Find the lines that contain the word "Lambda" and copy each one.

================================

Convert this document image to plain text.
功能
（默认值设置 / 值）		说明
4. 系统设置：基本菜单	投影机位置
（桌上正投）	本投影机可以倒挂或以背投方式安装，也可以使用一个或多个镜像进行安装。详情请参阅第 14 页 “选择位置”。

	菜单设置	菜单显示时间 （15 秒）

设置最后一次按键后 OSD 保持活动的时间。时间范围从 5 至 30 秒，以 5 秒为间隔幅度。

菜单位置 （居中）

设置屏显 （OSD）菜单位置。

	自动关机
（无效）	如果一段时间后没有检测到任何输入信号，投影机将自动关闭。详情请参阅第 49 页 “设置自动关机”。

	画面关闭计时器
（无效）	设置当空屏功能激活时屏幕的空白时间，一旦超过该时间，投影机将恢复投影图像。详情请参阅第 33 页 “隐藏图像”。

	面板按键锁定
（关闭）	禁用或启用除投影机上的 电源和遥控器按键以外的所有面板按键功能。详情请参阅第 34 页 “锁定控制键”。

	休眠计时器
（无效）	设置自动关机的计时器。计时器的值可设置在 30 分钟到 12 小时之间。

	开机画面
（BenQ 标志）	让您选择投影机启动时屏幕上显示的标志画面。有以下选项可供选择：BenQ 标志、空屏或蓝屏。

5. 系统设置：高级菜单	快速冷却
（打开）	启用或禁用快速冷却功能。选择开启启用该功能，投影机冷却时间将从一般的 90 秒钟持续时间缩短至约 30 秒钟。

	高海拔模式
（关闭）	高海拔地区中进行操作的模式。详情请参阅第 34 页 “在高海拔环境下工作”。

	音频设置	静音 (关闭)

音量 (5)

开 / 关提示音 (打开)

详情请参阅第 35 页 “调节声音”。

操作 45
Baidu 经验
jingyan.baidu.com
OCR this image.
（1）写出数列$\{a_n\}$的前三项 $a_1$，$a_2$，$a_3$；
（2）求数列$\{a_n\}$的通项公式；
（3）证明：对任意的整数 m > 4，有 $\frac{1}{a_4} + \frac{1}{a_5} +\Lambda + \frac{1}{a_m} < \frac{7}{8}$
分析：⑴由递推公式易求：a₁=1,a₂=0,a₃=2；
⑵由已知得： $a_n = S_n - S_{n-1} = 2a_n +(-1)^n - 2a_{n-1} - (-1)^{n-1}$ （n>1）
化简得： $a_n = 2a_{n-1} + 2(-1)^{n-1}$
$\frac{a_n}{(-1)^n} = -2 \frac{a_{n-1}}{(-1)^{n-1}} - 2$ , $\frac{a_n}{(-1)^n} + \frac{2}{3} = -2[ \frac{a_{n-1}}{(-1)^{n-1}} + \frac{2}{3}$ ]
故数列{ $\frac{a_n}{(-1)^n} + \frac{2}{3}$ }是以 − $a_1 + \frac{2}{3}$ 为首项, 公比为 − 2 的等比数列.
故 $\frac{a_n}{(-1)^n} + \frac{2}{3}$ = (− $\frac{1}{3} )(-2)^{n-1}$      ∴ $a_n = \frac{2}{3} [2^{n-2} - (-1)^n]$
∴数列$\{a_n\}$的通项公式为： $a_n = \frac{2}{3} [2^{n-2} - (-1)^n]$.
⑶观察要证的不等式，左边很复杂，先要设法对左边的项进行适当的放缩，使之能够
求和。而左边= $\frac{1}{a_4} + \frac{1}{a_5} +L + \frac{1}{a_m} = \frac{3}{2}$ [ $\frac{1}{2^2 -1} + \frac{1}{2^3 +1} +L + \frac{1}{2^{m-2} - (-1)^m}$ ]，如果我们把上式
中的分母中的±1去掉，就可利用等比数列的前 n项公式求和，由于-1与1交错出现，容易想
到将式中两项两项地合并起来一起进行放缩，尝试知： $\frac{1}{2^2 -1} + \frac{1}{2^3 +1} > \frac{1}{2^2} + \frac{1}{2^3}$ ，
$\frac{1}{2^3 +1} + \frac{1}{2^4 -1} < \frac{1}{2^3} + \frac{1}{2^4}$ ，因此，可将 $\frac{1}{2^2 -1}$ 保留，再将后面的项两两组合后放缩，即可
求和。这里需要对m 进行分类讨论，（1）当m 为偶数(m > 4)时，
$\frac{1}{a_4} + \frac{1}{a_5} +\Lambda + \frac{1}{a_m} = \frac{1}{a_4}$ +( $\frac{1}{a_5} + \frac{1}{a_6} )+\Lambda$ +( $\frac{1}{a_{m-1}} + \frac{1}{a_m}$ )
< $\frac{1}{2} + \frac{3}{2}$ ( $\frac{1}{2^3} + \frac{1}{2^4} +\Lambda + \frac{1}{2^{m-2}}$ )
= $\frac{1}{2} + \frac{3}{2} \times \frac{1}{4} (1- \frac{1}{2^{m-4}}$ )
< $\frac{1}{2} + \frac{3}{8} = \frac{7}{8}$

================================

▶ [Expected output]:
（3）证明：对任意的整数 m > 4，有 $\frac{1}{a_4} + \frac{1}{a_5} +\Lambda + \frac{1}{a_m} < \frac{7}{8}$
$\frac{1}{a_4} + \frac{1}{a_5} +\Lambda + \frac{1}{a_m} = \frac{1}{a_4}$ +( $\frac{1}{a_5} + \frac{1}{a_6} )+\Lambda$ +( $\frac{1}{a_{m-1}} + \frac{1}{a_m}$ )
< $\frac{1}{2} + \frac{3}{2}$ ( $\frac{1}{2^3} + \frac{1}{2^4} +\Lambda + \frac{1}{2^{m-2}}$ )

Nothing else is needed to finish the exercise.